Begin

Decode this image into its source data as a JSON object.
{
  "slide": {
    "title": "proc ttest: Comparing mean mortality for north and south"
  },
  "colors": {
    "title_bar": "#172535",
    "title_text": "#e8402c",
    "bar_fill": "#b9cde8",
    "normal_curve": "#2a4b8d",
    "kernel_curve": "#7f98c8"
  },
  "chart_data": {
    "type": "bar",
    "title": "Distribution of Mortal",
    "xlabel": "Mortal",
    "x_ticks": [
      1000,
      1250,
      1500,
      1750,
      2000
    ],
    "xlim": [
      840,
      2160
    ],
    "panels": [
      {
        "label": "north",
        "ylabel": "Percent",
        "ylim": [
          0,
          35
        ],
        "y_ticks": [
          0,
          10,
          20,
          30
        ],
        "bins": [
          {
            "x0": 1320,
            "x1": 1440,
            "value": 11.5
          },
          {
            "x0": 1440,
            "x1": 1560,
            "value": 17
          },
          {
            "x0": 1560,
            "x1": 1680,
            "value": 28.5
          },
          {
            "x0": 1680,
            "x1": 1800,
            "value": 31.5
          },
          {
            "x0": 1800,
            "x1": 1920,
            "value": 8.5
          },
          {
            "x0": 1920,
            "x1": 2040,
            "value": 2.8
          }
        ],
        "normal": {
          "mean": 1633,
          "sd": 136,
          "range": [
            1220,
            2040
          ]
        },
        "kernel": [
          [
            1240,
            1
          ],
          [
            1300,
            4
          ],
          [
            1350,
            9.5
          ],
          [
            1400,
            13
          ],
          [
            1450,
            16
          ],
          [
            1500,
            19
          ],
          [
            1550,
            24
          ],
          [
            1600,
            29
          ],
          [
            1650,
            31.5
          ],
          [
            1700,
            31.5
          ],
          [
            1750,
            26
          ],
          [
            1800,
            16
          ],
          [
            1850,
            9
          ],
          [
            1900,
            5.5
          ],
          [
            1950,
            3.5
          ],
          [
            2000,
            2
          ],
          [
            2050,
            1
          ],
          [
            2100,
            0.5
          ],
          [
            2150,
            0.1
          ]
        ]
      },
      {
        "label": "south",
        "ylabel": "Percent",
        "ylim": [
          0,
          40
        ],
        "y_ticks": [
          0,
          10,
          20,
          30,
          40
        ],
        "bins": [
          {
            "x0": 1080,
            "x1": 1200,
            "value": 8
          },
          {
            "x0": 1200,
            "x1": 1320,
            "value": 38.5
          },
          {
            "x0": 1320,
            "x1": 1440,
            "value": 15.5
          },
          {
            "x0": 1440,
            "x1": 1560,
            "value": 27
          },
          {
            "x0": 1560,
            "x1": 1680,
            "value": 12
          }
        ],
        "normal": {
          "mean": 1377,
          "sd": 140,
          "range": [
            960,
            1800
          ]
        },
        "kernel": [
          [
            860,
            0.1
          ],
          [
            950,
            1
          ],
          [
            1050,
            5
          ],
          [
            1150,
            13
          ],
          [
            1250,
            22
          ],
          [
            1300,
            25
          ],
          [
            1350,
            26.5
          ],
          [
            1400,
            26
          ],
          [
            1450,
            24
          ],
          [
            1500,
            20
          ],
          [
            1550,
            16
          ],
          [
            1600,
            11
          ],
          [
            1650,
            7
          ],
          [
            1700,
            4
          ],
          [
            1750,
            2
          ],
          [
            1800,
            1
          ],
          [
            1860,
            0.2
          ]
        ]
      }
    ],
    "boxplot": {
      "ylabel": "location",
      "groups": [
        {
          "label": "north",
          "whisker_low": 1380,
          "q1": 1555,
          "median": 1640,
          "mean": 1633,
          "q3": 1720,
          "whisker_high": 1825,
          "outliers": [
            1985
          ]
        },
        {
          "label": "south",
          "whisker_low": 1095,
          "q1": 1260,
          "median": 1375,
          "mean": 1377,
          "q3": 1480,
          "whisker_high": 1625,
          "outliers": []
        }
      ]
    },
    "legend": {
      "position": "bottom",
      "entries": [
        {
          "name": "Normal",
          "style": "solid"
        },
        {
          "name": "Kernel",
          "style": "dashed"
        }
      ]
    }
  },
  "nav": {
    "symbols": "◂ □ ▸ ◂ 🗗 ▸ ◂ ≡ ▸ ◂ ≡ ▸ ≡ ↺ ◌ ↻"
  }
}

End

**Given problem:** The records above should all be quoted exactly, please.

**Response below:**
Decode this image into its source data as a JSON object.
{
  "slide": {
    "title": "proc ttest: Comparing mean mortality for north and south"
  },
  "colors": {
    "title_bar": "#172535",
    "title_text": "#e8402c",
    "bar_fill": "#b9cde8",
    "normal_curve": "#2a4b8d",
    "kernel_curve": "#7f98c8"
  },
  "chart_data": {
    "type": "bar",
    "title": "Distribution of Mortal",
    "xlabel": "Mortal",
    "x_ticks": [
      1000,
      1250,
      1500,
      1750,
      2000
    ],
    "xlim": [
      840,
      2160
    ],
    "panels": [
      {
        "label": "north",
        "ylabel": "Percent",
        "ylim": [
          0,
          35
        ],
        "y_ticks": [
          0,
          10,
          20,
          30
        ],
        "bins": [
          {
            "x0": 1320,
            "x1": 1440,
            "value": 11.5
          },
          {
            "x0": 1440,
            "x1": 1560,
            "value": 17
          },
          {
            "x0": 1560,
            "x1": 1680,
            "value": 28.5
          },
          {
            "x0": 1680,
            "x1": 1800,
            "value": 31.5
          },
          {
            "x0": 1800,
            "x1": 1920,
            "value": 8.5
          },
          {
            "x0": 1920,
            "x1": 2040,
            "value": 2.8
          }
        ],
        "normal": {
          "mean": 1633,
          "sd": 136,
          "range": [
            1220,
            2040
          ]
        },
        "kernel": [
          [
            1240,
            1
          ],
          [
            1300,
            4
          ],
          [
            1350,
            9.5
          ],
          [
            1400,
            13
          ],
          [
            1450,
            16
          ],
          [
            1500,
            19
          ],
          [
            1550,
            24
          ],
          [
            1600,
            29
          ],
          [
            1650,
            31.5
          ],
          [
            1700,
            31.5
          ],
          [
            1750,
            26
          ],
          [
            1800,
            16
          ],
          [
            1850,
            9
          ],
          [
            1900,
            5.5
          ],
          [
            1950,
            3.5
          ],
          [
            2000,
            2
          ],
          [
            2050,
            1
          ],
          [
            2100,
            0.5
          ],
          [
            2150,
            0.1
          ]
        ]
      },
      {
        "label": "south",
        "ylabel": "Percent",
        "ylim": [
          0,
          40
        ],
        "y_ticks": [
          0,
          10,
          20,
          30,
          40
        ],
        "bins": [
          {
            "x0": 1080,
            "x1": 1200,
            "value": 8
          },
          {
            "x0": 1200,
            "x1": 1320,
            "value": 38.5
          },
          {
            "x0": 1320,
            "x1": 1440,
            "value": 15.5
          },
          {
            "x0": 1440,
            "x1": 1560,
            "value": 27
          },
          {
            "x0": 1560,
            "x1": 1680,
            "value": 12
          }
        ],
        "normal": {
          "mean": 1377,
          "sd": 140,
          "range": [
            960,
            1800
          ]
        },
        "kernel": [
          [
            860,
            0.1
          ],
          [
            950,
            1
          ],
          [
            1050,
            5
          ],
          [
            1150,
            13
          ],
          [
            1250,
            22
          ],
          [
            1300,
            25
          ],
          [
            1350,
            26.5
          ],
          [
            1400,
            26
          ],
          [
            1450,
            24
          ],
          [
            1500,
            20
          ],
          [
            1550,
            16
          ],
          [
            1600,
            11
          ],
          [
            1650,
            7
          ],
          [
            1700,
            4
          ],
          [
            1750,
            2
          ],
          [
            1800,
            1
          ],
          [
            1860,
            0.2
          ]
        ]
      }
    ],
    "boxplot": {
      "ylabel": "location",
      "groups": [
        {
          "label": "north",
          "whisker_low": 1380,
          "q1": 1555,
          "median": 1640,
          "mean": 1633,
          "q3": 1720,
          "whisker_high": 1825,
          "outliers": [
            1985
          ]
        },
        {
          "label": "south",
          "whisker_low": 1095,
          "q1": 1260,
          "median": 1375,
          "mean": 1377,
          "q3": 1480,
          "whisker_high": 1625,
          "outliers": []
        }
      ]
    },
    "legend": {
      "position": "bottom",
      "entries": [
        {
          "name": "Normal",
          "style": "solid"
        },
        {
          "name": "Kernel",
          "style": "dashed"
        }
      ]
    }
  },
  "nav": {
    "symbols": "◂ □ ▸ ◂ 🗗 ▸ ◂ ≡ ▸ ◂ ≡ ▸ ≡ ↺ ◌ ↻"
  }
}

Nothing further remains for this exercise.